Stored data:

»»

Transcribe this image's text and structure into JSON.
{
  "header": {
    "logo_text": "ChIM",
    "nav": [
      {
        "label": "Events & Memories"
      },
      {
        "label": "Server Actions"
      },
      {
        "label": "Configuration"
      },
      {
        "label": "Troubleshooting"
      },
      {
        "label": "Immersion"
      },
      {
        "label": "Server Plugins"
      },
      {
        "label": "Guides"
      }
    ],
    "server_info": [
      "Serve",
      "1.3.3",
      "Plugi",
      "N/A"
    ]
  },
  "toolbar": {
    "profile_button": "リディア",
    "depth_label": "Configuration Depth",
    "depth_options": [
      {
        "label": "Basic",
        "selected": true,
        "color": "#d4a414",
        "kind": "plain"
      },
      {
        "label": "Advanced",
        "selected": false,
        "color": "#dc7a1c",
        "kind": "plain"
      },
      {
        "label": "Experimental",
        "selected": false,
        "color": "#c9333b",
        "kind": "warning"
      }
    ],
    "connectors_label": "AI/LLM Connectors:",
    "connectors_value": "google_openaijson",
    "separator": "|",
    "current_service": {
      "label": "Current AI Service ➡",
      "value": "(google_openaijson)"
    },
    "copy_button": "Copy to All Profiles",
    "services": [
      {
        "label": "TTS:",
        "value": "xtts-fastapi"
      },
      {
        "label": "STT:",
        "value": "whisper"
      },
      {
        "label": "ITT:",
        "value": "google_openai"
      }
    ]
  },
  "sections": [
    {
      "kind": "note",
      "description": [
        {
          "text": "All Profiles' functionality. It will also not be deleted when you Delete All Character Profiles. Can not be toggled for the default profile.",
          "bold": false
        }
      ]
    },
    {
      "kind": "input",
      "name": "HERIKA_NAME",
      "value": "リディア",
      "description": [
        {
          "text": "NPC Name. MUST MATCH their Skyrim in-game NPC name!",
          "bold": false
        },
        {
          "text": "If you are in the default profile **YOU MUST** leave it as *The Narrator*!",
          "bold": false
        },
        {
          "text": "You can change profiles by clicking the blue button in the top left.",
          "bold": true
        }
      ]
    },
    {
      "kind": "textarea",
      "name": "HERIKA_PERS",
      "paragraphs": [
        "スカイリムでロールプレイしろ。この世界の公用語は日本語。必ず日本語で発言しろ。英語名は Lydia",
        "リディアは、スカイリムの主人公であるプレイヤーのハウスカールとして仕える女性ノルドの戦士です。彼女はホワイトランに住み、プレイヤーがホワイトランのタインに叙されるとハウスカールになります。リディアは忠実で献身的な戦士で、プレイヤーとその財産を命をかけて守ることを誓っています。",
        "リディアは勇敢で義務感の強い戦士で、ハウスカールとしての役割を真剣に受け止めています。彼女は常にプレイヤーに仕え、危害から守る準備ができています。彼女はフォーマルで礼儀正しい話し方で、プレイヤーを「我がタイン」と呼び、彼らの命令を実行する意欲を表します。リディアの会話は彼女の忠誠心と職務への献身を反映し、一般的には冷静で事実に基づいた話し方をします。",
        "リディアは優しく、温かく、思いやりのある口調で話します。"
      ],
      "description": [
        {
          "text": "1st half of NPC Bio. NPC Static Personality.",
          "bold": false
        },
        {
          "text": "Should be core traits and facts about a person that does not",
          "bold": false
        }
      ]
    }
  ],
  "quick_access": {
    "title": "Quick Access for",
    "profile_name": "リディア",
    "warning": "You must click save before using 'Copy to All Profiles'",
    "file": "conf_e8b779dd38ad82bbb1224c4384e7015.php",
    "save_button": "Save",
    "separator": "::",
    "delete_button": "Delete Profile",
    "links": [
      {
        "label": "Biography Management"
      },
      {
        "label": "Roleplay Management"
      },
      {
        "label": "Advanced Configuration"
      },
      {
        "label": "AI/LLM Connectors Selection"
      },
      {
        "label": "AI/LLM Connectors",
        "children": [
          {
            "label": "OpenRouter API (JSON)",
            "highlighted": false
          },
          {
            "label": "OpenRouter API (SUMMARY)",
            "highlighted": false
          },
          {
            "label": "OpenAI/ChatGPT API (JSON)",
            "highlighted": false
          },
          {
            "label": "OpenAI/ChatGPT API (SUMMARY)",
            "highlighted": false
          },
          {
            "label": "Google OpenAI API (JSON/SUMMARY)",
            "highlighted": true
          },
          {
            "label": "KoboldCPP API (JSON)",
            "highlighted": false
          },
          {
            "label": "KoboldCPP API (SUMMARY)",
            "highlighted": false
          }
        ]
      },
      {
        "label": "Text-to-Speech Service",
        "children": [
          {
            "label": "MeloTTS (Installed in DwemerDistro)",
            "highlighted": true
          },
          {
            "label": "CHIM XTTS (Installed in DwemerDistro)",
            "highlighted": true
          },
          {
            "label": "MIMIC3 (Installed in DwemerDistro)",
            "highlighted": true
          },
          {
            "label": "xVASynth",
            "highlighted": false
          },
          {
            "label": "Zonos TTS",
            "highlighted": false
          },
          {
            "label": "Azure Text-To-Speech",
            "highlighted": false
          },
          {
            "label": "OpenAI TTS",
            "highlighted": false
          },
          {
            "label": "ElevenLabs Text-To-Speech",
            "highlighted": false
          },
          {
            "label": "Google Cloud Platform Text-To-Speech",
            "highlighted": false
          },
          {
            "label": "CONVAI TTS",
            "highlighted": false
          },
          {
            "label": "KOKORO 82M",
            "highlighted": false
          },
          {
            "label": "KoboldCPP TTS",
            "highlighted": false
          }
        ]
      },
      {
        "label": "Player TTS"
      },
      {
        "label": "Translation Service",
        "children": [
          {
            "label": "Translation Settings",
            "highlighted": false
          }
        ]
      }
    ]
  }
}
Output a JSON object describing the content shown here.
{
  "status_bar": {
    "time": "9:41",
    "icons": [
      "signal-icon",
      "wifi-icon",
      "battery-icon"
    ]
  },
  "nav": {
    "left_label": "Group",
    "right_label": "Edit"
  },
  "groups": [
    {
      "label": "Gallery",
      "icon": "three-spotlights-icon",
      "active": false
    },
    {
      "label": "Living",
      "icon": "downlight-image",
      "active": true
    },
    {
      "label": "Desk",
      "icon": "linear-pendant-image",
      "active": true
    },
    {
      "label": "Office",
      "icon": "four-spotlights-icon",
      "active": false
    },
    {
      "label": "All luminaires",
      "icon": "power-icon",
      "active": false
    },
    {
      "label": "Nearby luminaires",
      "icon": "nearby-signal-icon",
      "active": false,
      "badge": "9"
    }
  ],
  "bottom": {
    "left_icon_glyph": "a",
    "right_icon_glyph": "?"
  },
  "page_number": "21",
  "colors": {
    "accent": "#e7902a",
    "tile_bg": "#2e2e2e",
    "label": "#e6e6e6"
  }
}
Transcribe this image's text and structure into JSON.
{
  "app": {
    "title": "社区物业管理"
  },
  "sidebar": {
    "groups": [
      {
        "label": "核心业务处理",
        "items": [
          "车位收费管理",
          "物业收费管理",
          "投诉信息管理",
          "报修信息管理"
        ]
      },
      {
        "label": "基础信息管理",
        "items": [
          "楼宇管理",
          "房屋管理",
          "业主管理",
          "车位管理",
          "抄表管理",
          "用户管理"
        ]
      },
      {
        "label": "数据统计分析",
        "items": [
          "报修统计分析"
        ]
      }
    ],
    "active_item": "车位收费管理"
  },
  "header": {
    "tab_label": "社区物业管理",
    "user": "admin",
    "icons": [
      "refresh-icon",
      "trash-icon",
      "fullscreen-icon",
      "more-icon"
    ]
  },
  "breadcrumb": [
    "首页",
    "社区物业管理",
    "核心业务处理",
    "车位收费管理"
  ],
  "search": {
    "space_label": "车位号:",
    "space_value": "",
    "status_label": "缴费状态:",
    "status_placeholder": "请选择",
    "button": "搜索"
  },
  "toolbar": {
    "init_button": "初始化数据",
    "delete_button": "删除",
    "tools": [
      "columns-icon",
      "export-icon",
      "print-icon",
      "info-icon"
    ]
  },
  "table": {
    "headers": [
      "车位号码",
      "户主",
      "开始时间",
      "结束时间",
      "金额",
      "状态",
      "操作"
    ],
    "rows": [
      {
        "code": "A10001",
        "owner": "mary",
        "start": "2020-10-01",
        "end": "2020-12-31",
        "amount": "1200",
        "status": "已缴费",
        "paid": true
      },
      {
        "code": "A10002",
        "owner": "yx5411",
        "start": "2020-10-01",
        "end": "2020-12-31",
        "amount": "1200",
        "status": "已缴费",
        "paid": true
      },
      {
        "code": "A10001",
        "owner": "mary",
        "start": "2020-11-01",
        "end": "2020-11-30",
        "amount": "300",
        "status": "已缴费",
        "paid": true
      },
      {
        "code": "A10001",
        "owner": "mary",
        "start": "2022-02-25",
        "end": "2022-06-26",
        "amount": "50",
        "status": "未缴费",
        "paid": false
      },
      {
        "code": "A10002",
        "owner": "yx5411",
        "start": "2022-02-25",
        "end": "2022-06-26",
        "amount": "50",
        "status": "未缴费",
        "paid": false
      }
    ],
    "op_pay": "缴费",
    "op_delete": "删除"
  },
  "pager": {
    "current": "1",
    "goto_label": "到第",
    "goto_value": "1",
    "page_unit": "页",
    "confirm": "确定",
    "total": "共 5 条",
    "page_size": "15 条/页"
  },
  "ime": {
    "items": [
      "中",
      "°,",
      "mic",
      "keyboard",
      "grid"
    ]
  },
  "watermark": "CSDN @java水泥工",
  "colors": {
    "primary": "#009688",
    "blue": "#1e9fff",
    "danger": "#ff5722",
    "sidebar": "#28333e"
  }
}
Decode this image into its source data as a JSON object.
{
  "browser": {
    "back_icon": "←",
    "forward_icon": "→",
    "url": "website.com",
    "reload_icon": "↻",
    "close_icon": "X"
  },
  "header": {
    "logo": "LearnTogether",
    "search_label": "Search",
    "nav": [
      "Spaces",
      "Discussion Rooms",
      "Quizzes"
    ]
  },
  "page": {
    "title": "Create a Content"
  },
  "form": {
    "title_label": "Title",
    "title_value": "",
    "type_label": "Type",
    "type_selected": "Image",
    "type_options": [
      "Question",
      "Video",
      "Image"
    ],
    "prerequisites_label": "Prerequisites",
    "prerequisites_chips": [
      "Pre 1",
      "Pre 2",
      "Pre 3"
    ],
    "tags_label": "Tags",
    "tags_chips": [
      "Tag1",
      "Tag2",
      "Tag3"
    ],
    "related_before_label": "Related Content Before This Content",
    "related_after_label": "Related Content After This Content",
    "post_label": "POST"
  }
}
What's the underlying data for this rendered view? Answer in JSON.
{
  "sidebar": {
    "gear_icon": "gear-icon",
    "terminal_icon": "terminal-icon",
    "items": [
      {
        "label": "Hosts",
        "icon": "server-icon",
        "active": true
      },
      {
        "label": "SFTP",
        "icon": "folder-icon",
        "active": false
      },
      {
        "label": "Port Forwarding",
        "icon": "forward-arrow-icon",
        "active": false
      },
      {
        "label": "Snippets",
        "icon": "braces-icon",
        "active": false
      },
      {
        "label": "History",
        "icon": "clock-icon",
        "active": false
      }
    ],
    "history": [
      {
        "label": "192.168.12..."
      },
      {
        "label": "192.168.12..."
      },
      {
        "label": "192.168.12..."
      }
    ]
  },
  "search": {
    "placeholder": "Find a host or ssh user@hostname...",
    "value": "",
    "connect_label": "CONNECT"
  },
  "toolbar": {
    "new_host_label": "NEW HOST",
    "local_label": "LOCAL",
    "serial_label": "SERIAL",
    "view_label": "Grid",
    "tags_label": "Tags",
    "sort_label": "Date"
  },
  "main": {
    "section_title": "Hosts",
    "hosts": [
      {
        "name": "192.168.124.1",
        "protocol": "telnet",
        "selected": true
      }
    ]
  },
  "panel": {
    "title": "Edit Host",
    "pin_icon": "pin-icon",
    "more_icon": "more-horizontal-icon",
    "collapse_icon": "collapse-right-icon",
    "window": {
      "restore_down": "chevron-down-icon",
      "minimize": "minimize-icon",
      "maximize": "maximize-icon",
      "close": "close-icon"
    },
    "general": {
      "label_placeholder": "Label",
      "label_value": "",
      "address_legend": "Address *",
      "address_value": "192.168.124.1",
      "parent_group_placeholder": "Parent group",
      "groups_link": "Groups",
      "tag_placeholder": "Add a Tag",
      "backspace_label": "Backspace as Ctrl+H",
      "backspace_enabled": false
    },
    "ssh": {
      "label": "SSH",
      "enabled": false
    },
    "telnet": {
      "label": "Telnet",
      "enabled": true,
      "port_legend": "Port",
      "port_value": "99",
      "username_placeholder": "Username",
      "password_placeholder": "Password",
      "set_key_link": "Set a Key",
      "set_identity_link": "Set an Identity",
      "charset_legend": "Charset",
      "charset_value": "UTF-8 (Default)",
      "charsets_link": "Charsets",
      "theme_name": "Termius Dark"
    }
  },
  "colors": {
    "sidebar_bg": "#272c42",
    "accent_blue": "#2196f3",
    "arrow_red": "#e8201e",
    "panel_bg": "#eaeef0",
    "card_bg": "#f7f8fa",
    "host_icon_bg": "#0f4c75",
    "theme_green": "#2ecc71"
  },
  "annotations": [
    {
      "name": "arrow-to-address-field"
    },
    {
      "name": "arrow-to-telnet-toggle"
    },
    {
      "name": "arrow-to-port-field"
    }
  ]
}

««

Filter the records above for "field" and copy every matching line.

      "name": "arrow-to-address-field"
      "name": "arrow-to-port-field"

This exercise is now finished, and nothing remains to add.